> **THE TASK**: Restate the records below word for word.

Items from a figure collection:
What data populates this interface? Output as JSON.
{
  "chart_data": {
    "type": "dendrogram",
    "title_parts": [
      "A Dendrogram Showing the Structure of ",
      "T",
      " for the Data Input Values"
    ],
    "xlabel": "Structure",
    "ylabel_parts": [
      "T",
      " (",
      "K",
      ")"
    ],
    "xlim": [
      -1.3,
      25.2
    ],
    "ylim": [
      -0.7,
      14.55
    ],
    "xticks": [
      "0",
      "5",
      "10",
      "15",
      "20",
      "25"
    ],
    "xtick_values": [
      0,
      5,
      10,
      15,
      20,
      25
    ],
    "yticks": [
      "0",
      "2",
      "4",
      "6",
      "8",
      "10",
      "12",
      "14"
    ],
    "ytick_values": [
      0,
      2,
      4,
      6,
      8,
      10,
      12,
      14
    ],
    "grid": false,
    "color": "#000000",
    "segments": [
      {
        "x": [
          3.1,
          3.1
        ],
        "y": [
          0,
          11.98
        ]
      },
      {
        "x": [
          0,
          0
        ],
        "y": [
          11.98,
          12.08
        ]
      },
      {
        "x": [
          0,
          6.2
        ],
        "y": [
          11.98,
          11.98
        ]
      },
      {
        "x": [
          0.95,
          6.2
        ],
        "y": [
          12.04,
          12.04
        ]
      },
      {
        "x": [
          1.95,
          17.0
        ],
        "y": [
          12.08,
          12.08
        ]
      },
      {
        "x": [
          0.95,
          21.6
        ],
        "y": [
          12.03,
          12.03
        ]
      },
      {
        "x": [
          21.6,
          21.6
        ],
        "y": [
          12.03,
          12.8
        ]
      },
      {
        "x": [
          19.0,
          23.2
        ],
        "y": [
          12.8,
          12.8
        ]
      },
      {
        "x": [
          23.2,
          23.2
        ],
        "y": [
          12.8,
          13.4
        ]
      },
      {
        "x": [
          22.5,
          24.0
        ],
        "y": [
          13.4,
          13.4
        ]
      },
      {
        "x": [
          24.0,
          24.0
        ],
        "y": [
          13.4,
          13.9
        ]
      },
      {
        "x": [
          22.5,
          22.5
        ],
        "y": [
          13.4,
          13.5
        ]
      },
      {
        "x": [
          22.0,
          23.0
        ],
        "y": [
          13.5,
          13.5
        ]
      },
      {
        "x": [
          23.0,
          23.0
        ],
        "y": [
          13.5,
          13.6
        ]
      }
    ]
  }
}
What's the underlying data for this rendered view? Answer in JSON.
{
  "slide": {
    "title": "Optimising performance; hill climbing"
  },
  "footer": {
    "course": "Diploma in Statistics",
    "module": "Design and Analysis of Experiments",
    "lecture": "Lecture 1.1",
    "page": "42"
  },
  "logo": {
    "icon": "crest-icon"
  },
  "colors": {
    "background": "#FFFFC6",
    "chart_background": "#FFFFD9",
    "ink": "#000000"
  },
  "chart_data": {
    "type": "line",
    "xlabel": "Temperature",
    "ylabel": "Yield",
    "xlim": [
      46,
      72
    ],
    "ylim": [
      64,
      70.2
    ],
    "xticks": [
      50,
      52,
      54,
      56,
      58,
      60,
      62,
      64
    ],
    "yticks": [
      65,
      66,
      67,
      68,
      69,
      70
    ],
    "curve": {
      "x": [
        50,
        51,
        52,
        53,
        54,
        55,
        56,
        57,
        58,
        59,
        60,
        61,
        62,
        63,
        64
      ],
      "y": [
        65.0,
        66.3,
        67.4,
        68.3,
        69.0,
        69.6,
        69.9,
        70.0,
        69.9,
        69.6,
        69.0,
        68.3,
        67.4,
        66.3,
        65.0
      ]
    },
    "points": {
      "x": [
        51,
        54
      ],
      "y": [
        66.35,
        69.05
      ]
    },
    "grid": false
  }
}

> **SOLUTION TO THIS EXERCISE**:
What data populates this interface? Output as JSON.
{
  "chart_data": {
    "type": "dendrogram",
    "title_parts": [
      "A Dendrogram Showing the Structure of ",
      "T",
      " for the Data Input Values"
    ],
    "xlabel": "Structure",
    "ylabel_parts": [
      "T",
      " (",
      "K",
      ")"
    ],
    "xlim": [
      -1.3,
      25.2
    ],
    "ylim": [
      -0.7,
      14.55
    ],
    "xticks": [
      "0",
      "5",
      "10",
      "15",
      "20",
      "25"
    ],
    "xtick_values": [
      0,
      5,
      10,
      15,
      20,
      25
    ],
    "yticks": [
      "0",
      "2",
      "4",
      "6",
      "8",
      "10",
      "12",
      "14"
    ],
    "ytick_values": [
      0,
      2,
      4,
      6,
      8,
      10,
      12,
      14
    ],
    "grid": false,
    "color": "#000000",
    "segments": [
      {
        "x": [
          3.1,
          3.1
        ],
        "y": [
          0,
          11.98
        ]
      },
      {
        "x": [
          0,
          0
        ],
        "y": [
          11.98,
          12.08
        ]
      },
      {
        "x": [
          0,
          6.2
        ],
        "y": [
          11.98,
          11.98
        ]
      },
      {
        "x": [
          0.95,
          6.2
        ],
        "y": [
          12.04,
          12.04
        ]
      },
      {
        "x": [
          1.95,
          17.0
        ],
        "y": [
          12.08,
          12.08
        ]
      },
      {
        "x": [
          0.95,
          21.6
        ],
        "y": [
          12.03,
          12.03
        ]
      },
      {
        "x": [
          21.6,
          21.6
        ],
        "y": [
          12.03,
          12.8
        ]
      },
      {
        "x": [
          19.0,
          23.2
        ],
        "y": [
          12.8,
          12.8
        ]
      },
      {
        "x": [
          23.2,
          23.2
        ],
        "y": [
          12.8,
          13.4
        ]
      },
      {
        "x": [
          22.5,
          24.0
        ],
        "y": [
          13.4,
          13.4
        ]
      },
      {
        "x": [
          24.0,
          24.0
        ],
        "y": [
          13.4,
          13.9
        ]
      },
      {
        "x": [
          22.5,
          22.5
        ],
        "y": [
          13.4,
          13.5
        ]
      },
      {
        "x": [
          22.0,
          23.0
        ],
        "y": [
          13.5,
          13.5
        ]
      },
      {
        "x": [
          23.0,
          23.0
        ],
        "y": [
          13.5,
          13.6
        ]
      }
    ]
  }
}
What's the underlying data for this rendered view? Answer in JSON.
{
  "slide": {
    "title": "Optimising performance; hill climbing"
  },
  "footer": {
    "course": "Diploma in Statistics",
    "module": "Design and Analysis of Experiments",
    "lecture": "Lecture 1.1",
    "page": "42"
  },
  "logo": {
    "icon": "crest-icon"
  },
  "colors": {
    "background": "#FFFFC6",
    "chart_background": "#FFFFD9",
    "ink": "#000000"
  },
  "chart_data": {
    "type": "line",
    "xlabel": "Temperature",
    "ylabel": "Yield",
    "xlim": [
      46,
      72
    ],
    "ylim": [
      64,
      70.2
    ],
    "xticks": [
      50,
      52,
      54,
      56,
      58,
      60,
      62,
      64
    ],
    "yticks": [
      65,
      66,
      67,
      68,
      69,
      70
    ],
    "curve": {
      "x": [
        50,
        51,
        52,
        53,
        54,
        55,
        56,
        57,
        58,
        59,
        60,
        61,
        62,
        63,
        64
      ],
      "y": [
        65.0,
        66.3,
        67.4,
        68.3,
        69.0,
        69.6,
        69.9,
        70.0,
        69.9,
        69.6,
        69.0,
        68.3,
        67.4,
        66.3,
        65.0
      ]
    },
    "points": {
      "x": [
        51,
        54
      ],
      "y": [
        66.35,
        69.05
      ]
    },
    "grid": false
  }
}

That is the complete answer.